Return all of the data exactly, with nothing left out but the pictures.

Excerpts from a figure dataset
········

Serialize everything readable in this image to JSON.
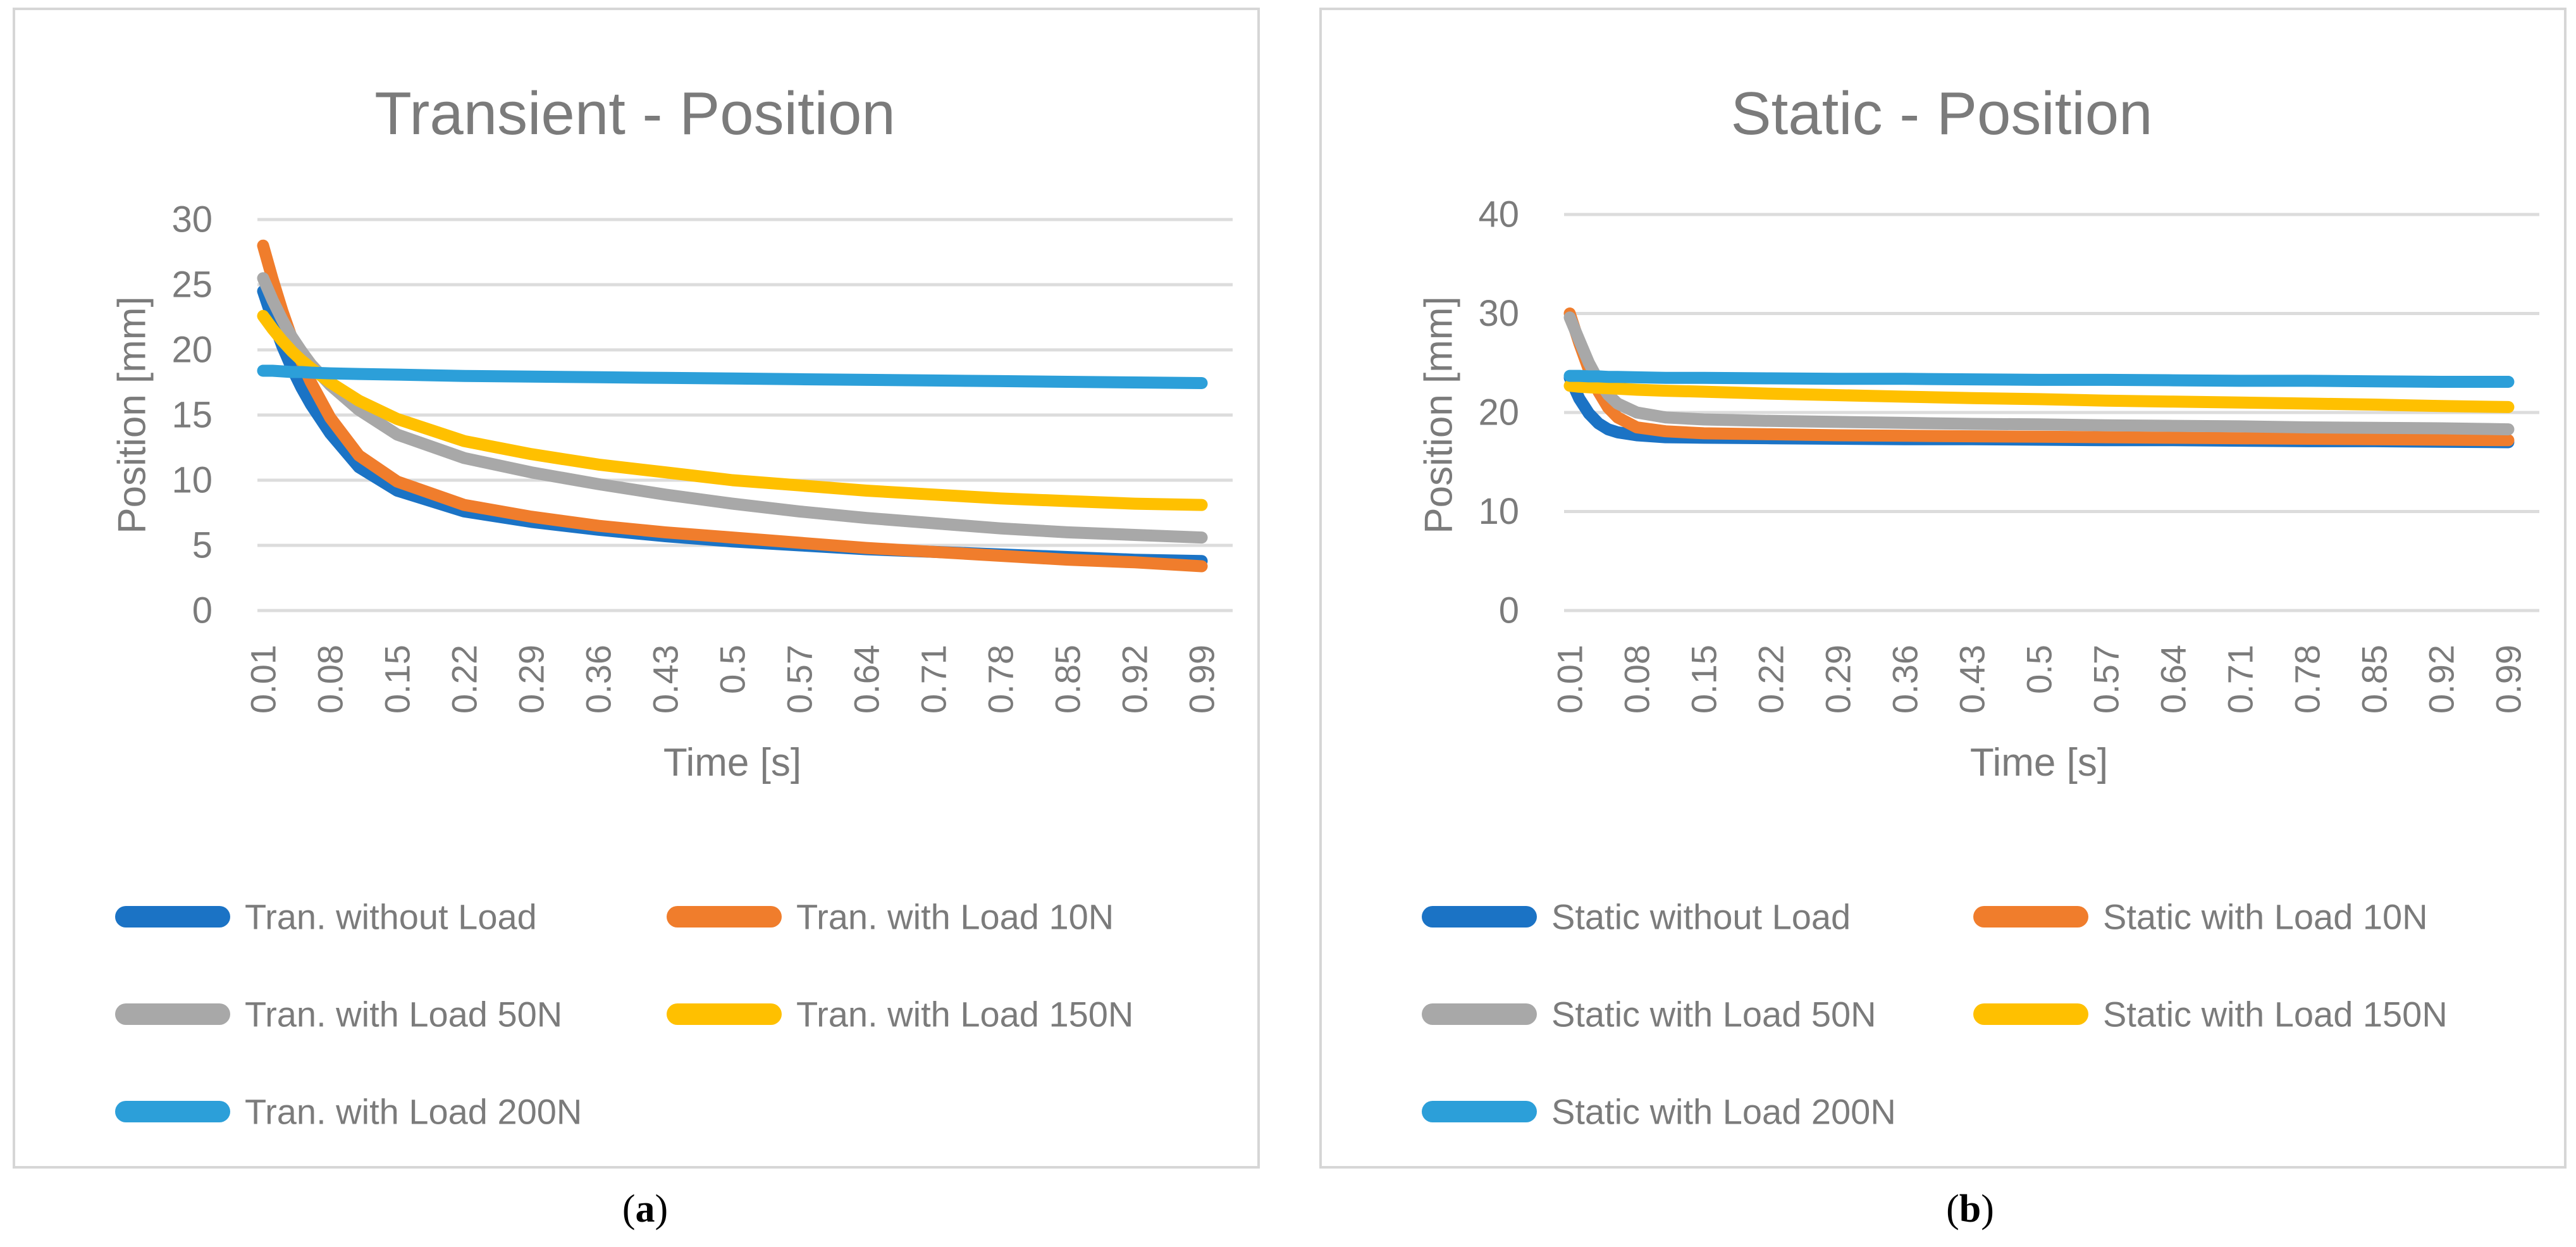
{
  "figure": {
    "captions": [
      {
        "open": "(",
        "letter": "a",
        "close": ")"
      },
      {
        "open": "(",
        "letter": "b",
        "close": ")"
      }
    ]
  },
  "colors": {
    "series_blue": "#1B73C5",
    "series_orange": "#F07D2C",
    "series_gray": "#A8A8A8",
    "series_yellow": "#FFC000",
    "series_lightblue": "#2C9FD9",
    "text_gray": "#7B7B7B",
    "gridline": "#DCDCDC",
    "panel_border": "#D6D6D6"
  },
  "chart_data": [
    {
      "type": "line",
      "panel": "a",
      "title": "Transient - Position",
      "xlabel": "Time [s]",
      "ylabel": "Position [mm]",
      "grid": true,
      "legend_position": "bottom",
      "ylim": [
        0,
        30
      ],
      "ytick_step": 5,
      "y_tick_labels": [
        "0",
        "5",
        "10",
        "15",
        "20",
        "25",
        "30"
      ],
      "x_tick_labels": [
        "0.01",
        "0.08",
        "0.15",
        "0.22",
        "0.29",
        "0.36",
        "0.43",
        "0.5",
        "0.57",
        "0.64",
        "0.71",
        "0.78",
        "0.85",
        "0.92",
        "0.99"
      ],
      "x": [
        0.01,
        0.02,
        0.03,
        0.04,
        0.05,
        0.06,
        0.08,
        0.11,
        0.15,
        0.22,
        0.29,
        0.36,
        0.43,
        0.5,
        0.57,
        0.64,
        0.71,
        0.78,
        0.85,
        0.92,
        0.99
      ],
      "series": [
        {
          "name": "Tran. without Load",
          "color": "series_blue",
          "values": [
            24.5,
            22.3,
            20.3,
            18.6,
            17.1,
            15.8,
            13.6,
            11.0,
            9.2,
            7.6,
            6.8,
            6.2,
            5.7,
            5.3,
            5.0,
            4.7,
            4.5,
            4.3,
            4.1,
            3.9,
            3.8
          ]
        },
        {
          "name": "Tran. with Load 10N",
          "color": "series_orange",
          "values": [
            28.0,
            25.4,
            23.0,
            20.9,
            19.1,
            17.5,
            14.8,
            11.9,
            9.9,
            8.1,
            7.2,
            6.5,
            6.0,
            5.6,
            5.2,
            4.8,
            4.5,
            4.2,
            3.9,
            3.7,
            3.4
          ]
        },
        {
          "name": "Tran. with Load 50N",
          "color": "series_gray",
          "values": [
            25.5,
            23.8,
            22.3,
            21.0,
            19.9,
            18.9,
            17.3,
            15.4,
            13.5,
            11.7,
            10.6,
            9.7,
            8.9,
            8.2,
            7.6,
            7.1,
            6.7,
            6.3,
            6.0,
            5.8,
            5.6
          ]
        },
        {
          "name": "Tran. with Load 150N",
          "color": "series_yellow",
          "values": [
            22.6,
            21.6,
            20.7,
            19.9,
            19.2,
            18.6,
            17.5,
            16.1,
            14.7,
            13.0,
            12.0,
            11.2,
            10.6,
            10.0,
            9.6,
            9.2,
            8.9,
            8.6,
            8.4,
            8.2,
            8.1
          ]
        },
        {
          "name": "Tran. with Load 200N",
          "color": "series_lightblue",
          "values": [
            18.4,
            18.4,
            18.35,
            18.3,
            18.3,
            18.25,
            18.2,
            18.15,
            18.1,
            18.0,
            17.95,
            17.9,
            17.85,
            17.8,
            17.75,
            17.7,
            17.65,
            17.6,
            17.55,
            17.5,
            17.45
          ]
        }
      ]
    },
    {
      "type": "line",
      "panel": "b",
      "title": "Static - Position",
      "xlabel": "Time [s]",
      "ylabel": "Position [mm]",
      "grid": true,
      "legend_position": "bottom",
      "ylim": [
        0,
        40
      ],
      "ytick_step": 10,
      "y_tick_labels": [
        "0",
        "10",
        "20",
        "30",
        "40"
      ],
      "x_tick_labels": [
        "0.01",
        "0.08",
        "0.15",
        "0.22",
        "0.29",
        "0.36",
        "0.43",
        "0.5",
        "0.57",
        "0.64",
        "0.71",
        "0.78",
        "0.85",
        "0.92",
        "0.99"
      ],
      "x": [
        0.01,
        0.02,
        0.03,
        0.04,
        0.05,
        0.06,
        0.08,
        0.11,
        0.15,
        0.22,
        0.29,
        0.36,
        0.43,
        0.5,
        0.57,
        0.64,
        0.71,
        0.78,
        0.85,
        0.92,
        0.99
      ],
      "series": [
        {
          "name": "Static without Load",
          "color": "series_blue",
          "values": [
            23.5,
            21.4,
            19.9,
            18.9,
            18.3,
            18.0,
            17.7,
            17.5,
            17.45,
            17.4,
            17.35,
            17.3,
            17.3,
            17.25,
            17.2,
            17.2,
            17.15,
            17.1,
            17.1,
            17.05,
            17.0
          ]
        },
        {
          "name": "Static with Load 10N",
          "color": "series_orange",
          "values": [
            30.0,
            27.0,
            24.3,
            22.1,
            20.5,
            19.5,
            18.5,
            18.1,
            17.9,
            17.8,
            17.7,
            17.65,
            17.6,
            17.55,
            17.5,
            17.45,
            17.4,
            17.35,
            17.3,
            17.25,
            17.2
          ]
        },
        {
          "name": "Static with Load 50N",
          "color": "series_gray",
          "values": [
            29.6,
            27.3,
            25.0,
            23.2,
            21.8,
            20.9,
            20.0,
            19.5,
            19.3,
            19.15,
            19.05,
            18.95,
            18.85,
            18.8,
            18.7,
            18.65,
            18.6,
            18.5,
            18.45,
            18.4,
            18.3
          ]
        },
        {
          "name": "Static with Load 150N",
          "color": "series_yellow",
          "values": [
            22.7,
            22.6,
            22.55,
            22.5,
            22.45,
            22.4,
            22.3,
            22.2,
            22.1,
            21.9,
            21.75,
            21.6,
            21.45,
            21.35,
            21.2,
            21.1,
            21.0,
            20.9,
            20.8,
            20.65,
            20.55
          ]
        },
        {
          "name": "Static with Load 200N",
          "color": "series_lightblue",
          "values": [
            23.7,
            23.7,
            23.65,
            23.65,
            23.6,
            23.6,
            23.55,
            23.5,
            23.5,
            23.45,
            23.4,
            23.4,
            23.35,
            23.3,
            23.3,
            23.25,
            23.2,
            23.2,
            23.15,
            23.1,
            23.1
          ]
        }
      ]
    }
  ]
}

········

Solution for this problem:
Serialize everything readable in this image to JSON.
{
  "figure": {
    "captions": [
      {
        "open": "(",
        "letter": "a",
        "close": ")"
      },
      {
        "open": "(",
        "letter": "b",
        "close": ")"
      }
    ]
  },
  "colors": {
    "series_blue": "#1B73C5",
    "series_orange": "#F07D2C",
    "series_gray": "#A8A8A8",
    "series_yellow": "#FFC000",
    "series_lightblue": "#2C9FD9",
    "text_gray": "#7B7B7B",
    "gridline": "#DCDCDC",
    "panel_border": "#D6D6D6"
  },
  "chart_data": [
    {
      "type": "line",
      "panel": "a",
      "title": "Transient - Position",
      "xlabel": "Time [s]",
      "ylabel": "Position [mm]",
      "grid": true,
      "legend_position": "bottom",
      "ylim": [
        0,
        30
      ],
      "ytick_step": 5,
      "y_tick_labels": [
        "0",
        "5",
        "10",
        "15",
        "20",
        "25",
        "30"
      ],
      "x_tick_labels": [
        "0.01",
        "0.08",
        "0.15",
        "0.22",
        "0.29",
        "0.36",
        "0.43",
        "0.5",
        "0.57",
        "0.64",
        "0.71",
        "0.78",
        "0.85",
        "0.92",
        "0.99"
      ],
      "x": [
        0.01,
        0.02,
        0.03,
        0.04,
        0.05,
        0.06,
        0.08,
        0.11,
        0.15,
        0.22,
        0.29,
        0.36,
        0.43,
        0.5,
        0.57,
        0.64,
        0.71,
        0.78,
        0.85,
        0.92,
        0.99
      ],
      "series": [
        {
          "name": "Tran. without Load",
          "color": "series_blue",
          "values": [
            24.5,
            22.3,
            20.3,
            18.6,
            17.1,
            15.8,
            13.6,
            11.0,
            9.2,
            7.6,
            6.8,
            6.2,
            5.7,
            5.3,
            5.0,
            4.7,
            4.5,
            4.3,
            4.1,
            3.9,
            3.8
          ]
        },
        {
          "name": "Tran. with Load 10N",
          "color": "series_orange",
          "values": [
            28.0,
            25.4,
            23.0,
            20.9,
            19.1,
            17.5,
            14.8,
            11.9,
            9.9,
            8.1,
            7.2,
            6.5,
            6.0,
            5.6,
            5.2,
            4.8,
            4.5,
            4.2,
            3.9,
            3.7,
            3.4
          ]
        },
        {
          "name": "Tran. with Load 50N",
          "color": "series_gray",
          "values": [
            25.5,
            23.8,
            22.3,
            21.0,
            19.9,
            18.9,
            17.3,
            15.4,
            13.5,
            11.7,
            10.6,
            9.7,
            8.9,
            8.2,
            7.6,
            7.1,
            6.7,
            6.3,
            6.0,
            5.8,
            5.6
          ]
        },
        {
          "name": "Tran. with Load 150N",
          "color": "series_yellow",
          "values": [
            22.6,
            21.6,
            20.7,
            19.9,
            19.2,
            18.6,
            17.5,
            16.1,
            14.7,
            13.0,
            12.0,
            11.2,
            10.6,
            10.0,
            9.6,
            9.2,
            8.9,
            8.6,
            8.4,
            8.2,
            8.1
          ]
        },
        {
          "name": "Tran. with Load 200N",
          "color": "series_lightblue",
          "values": [
            18.4,
            18.4,
            18.35,
            18.3,
            18.3,
            18.25,
            18.2,
            18.15,
            18.1,
            18.0,
            17.95,
            17.9,
            17.85,
            17.8,
            17.75,
            17.7,
            17.65,
            17.6,
            17.55,
            17.5,
            17.45
          ]
        }
      ]
    },
    {
      "type": "line",
      "panel": "b",
      "title": "Static - Position",
      "xlabel": "Time [s]",
      "ylabel": "Position [mm]",
      "grid": true,
      "legend_position": "bottom",
      "ylim": [
        0,
        40
      ],
      "ytick_step": 10,
      "y_tick_labels": [
        "0",
        "10",
        "20",
        "30",
        "40"
      ],
      "x_tick_labels": [
        "0.01",
        "0.08",
        "0.15",
        "0.22",
        "0.29",
        "0.36",
        "0.43",
        "0.5",
        "0.57",
        "0.64",
        "0.71",
        "0.78",
        "0.85",
        "0.92",
        "0.99"
      ],
      "x": [
        0.01,
        0.02,
        0.03,
        0.04,
        0.05,
        0.06,
        0.08,
        0.11,
        0.15,
        0.22,
        0.29,
        0.36,
        0.43,
        0.5,
        0.57,
        0.64,
        0.71,
        0.78,
        0.85,
        0.92,
        0.99
      ],
      "series": [
        {
          "name": "Static without Load",
          "color": "series_blue",
          "values": [
            23.5,
            21.4,
            19.9,
            18.9,
            18.3,
            18.0,
            17.7,
            17.5,
            17.45,
            17.4,
            17.35,
            17.3,
            17.3,
            17.25,
            17.2,
            17.2,
            17.15,
            17.1,
            17.1,
            17.05,
            17.0
          ]
        },
        {
          "name": "Static with Load 10N",
          "color": "series_orange",
          "values": [
            30.0,
            27.0,
            24.3,
            22.1,
            20.5,
            19.5,
            18.5,
            18.1,
            17.9,
            17.8,
            17.7,
            17.65,
            17.6,
            17.55,
            17.5,
            17.45,
            17.4,
            17.35,
            17.3,
            17.25,
            17.2
          ]
        },
        {
          "name": "Static with Load 50N",
          "color": "series_gray",
          "values": [
            29.6,
            27.3,
            25.0,
            23.2,
            21.8,
            20.9,
            20.0,
            19.5,
            19.3,
            19.15,
            19.05,
            18.95,
            18.85,
            18.8,
            18.7,
            18.65,
            18.6,
            18.5,
            18.45,
            18.4,
            18.3
          ]
        },
        {
          "name": "Static with Load 150N",
          "color": "series_yellow",
          "values": [
            22.7,
            22.6,
            22.55,
            22.5,
            22.45,
            22.4,
            22.3,
            22.2,
            22.1,
            21.9,
            21.75,
            21.6,
            21.45,
            21.35,
            21.2,
            21.1,
            21.0,
            20.9,
            20.8,
            20.65,
            20.55
          ]
        },
        {
          "name": "Static with Load 200N",
          "color": "series_lightblue",
          "values": [
            23.7,
            23.7,
            23.65,
            23.65,
            23.6,
            23.6,
            23.55,
            23.5,
            23.5,
            23.45,
            23.4,
            23.4,
            23.35,
            23.3,
            23.3,
            23.25,
            23.2,
            23.2,
            23.15,
            23.1,
            23.1
          ]
        }
      ]
    }
  ]
}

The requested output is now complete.